Scan the lines below for the string "marker" and copy every one that has it.
+ + + +
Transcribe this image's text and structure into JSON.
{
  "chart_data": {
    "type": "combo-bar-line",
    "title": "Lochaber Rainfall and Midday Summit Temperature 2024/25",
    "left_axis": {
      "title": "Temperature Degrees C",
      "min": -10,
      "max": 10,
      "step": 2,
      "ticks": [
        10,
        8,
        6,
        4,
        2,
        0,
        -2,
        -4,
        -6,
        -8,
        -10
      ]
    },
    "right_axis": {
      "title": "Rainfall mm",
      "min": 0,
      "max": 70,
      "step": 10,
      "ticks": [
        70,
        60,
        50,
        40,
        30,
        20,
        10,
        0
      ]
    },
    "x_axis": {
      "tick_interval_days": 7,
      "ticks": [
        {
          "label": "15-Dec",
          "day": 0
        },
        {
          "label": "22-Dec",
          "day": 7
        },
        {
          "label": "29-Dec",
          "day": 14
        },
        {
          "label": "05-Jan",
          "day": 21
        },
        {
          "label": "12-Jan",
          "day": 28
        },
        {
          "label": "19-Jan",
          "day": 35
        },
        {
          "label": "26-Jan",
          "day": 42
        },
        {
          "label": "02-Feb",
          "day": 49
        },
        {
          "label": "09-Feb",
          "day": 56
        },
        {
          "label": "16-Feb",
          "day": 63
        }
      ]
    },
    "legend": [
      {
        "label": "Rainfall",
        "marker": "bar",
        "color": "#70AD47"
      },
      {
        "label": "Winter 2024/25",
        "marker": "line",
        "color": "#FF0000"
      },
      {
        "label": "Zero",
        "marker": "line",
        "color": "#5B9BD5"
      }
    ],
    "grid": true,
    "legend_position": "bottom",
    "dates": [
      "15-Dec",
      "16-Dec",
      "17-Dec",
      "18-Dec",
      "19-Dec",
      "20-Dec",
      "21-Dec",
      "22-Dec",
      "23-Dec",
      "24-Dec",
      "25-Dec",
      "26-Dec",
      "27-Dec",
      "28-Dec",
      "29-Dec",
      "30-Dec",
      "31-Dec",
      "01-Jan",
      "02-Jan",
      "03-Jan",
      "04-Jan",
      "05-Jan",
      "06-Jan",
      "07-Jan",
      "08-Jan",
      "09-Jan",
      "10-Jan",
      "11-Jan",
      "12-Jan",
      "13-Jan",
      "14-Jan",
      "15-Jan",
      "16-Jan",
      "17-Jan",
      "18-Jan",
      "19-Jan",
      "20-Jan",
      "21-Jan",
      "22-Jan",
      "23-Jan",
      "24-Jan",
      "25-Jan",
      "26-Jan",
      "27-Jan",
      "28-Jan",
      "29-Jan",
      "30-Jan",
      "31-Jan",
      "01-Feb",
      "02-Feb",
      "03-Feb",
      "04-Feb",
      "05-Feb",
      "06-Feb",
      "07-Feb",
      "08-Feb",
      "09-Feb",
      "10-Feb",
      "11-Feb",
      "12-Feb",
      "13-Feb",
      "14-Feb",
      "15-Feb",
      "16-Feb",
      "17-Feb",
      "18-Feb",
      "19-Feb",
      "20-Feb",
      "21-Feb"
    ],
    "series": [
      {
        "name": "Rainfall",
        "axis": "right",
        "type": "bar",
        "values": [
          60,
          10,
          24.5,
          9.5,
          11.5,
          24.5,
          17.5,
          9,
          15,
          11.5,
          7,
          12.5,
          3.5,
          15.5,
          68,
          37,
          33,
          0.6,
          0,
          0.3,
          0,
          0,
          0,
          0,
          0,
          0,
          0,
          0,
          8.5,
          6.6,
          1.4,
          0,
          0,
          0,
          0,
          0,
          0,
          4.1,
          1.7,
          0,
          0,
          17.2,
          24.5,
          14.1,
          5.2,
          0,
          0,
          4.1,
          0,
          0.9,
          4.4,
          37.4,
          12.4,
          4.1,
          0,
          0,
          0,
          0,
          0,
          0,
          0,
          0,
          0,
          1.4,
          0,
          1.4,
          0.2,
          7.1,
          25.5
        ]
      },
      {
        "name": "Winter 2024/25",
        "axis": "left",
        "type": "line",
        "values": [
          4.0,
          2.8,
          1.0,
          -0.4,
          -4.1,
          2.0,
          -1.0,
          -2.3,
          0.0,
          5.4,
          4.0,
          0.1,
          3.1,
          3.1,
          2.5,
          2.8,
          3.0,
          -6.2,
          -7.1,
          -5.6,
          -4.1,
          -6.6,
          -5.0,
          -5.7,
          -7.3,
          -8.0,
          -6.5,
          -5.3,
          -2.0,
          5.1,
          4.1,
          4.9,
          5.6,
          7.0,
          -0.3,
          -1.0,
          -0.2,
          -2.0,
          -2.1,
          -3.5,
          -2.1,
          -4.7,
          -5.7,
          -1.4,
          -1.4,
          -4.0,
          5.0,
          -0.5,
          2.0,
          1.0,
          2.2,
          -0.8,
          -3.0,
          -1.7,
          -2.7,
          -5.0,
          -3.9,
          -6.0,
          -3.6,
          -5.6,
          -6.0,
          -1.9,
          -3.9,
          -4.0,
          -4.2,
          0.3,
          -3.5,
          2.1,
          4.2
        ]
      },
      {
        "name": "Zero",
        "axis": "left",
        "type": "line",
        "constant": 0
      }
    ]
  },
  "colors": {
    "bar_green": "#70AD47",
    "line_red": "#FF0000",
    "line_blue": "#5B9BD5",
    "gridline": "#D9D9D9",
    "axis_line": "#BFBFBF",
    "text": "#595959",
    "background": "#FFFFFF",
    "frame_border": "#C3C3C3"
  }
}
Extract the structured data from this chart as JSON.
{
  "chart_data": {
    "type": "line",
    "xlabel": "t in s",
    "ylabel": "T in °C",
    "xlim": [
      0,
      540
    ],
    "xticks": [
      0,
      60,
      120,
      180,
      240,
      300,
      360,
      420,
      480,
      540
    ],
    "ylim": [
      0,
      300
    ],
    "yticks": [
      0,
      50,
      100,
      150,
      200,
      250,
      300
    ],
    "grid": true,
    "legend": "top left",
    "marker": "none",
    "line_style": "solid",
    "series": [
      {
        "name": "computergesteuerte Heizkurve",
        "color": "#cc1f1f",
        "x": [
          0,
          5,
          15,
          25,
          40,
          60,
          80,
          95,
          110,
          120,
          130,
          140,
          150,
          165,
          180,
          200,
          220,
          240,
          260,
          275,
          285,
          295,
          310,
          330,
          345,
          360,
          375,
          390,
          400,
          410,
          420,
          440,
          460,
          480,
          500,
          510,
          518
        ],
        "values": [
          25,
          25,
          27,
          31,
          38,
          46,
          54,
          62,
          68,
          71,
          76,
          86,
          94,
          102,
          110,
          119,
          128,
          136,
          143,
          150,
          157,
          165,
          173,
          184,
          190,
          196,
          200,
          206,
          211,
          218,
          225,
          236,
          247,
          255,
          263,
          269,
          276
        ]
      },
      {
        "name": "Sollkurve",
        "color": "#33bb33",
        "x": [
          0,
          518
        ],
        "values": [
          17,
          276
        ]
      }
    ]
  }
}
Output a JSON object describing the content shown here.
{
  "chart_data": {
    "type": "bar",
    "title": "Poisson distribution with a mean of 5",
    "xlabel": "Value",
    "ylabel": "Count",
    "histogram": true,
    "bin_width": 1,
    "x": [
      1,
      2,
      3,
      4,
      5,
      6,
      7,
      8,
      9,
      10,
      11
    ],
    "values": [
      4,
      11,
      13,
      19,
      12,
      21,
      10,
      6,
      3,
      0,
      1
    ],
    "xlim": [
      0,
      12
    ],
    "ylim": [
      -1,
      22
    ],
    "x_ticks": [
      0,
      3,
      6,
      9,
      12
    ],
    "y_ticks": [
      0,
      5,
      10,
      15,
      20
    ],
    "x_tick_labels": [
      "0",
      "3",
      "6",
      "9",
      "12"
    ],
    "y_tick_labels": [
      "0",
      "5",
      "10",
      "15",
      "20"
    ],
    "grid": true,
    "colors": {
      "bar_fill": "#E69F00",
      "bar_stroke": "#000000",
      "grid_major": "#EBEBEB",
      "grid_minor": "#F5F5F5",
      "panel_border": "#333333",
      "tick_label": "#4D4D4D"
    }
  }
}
+ + + +
### RESULT OF THE EXERCISE
        "marker": "bar",
        "marker": "line",
        "marker": "line",
    "marker": "none",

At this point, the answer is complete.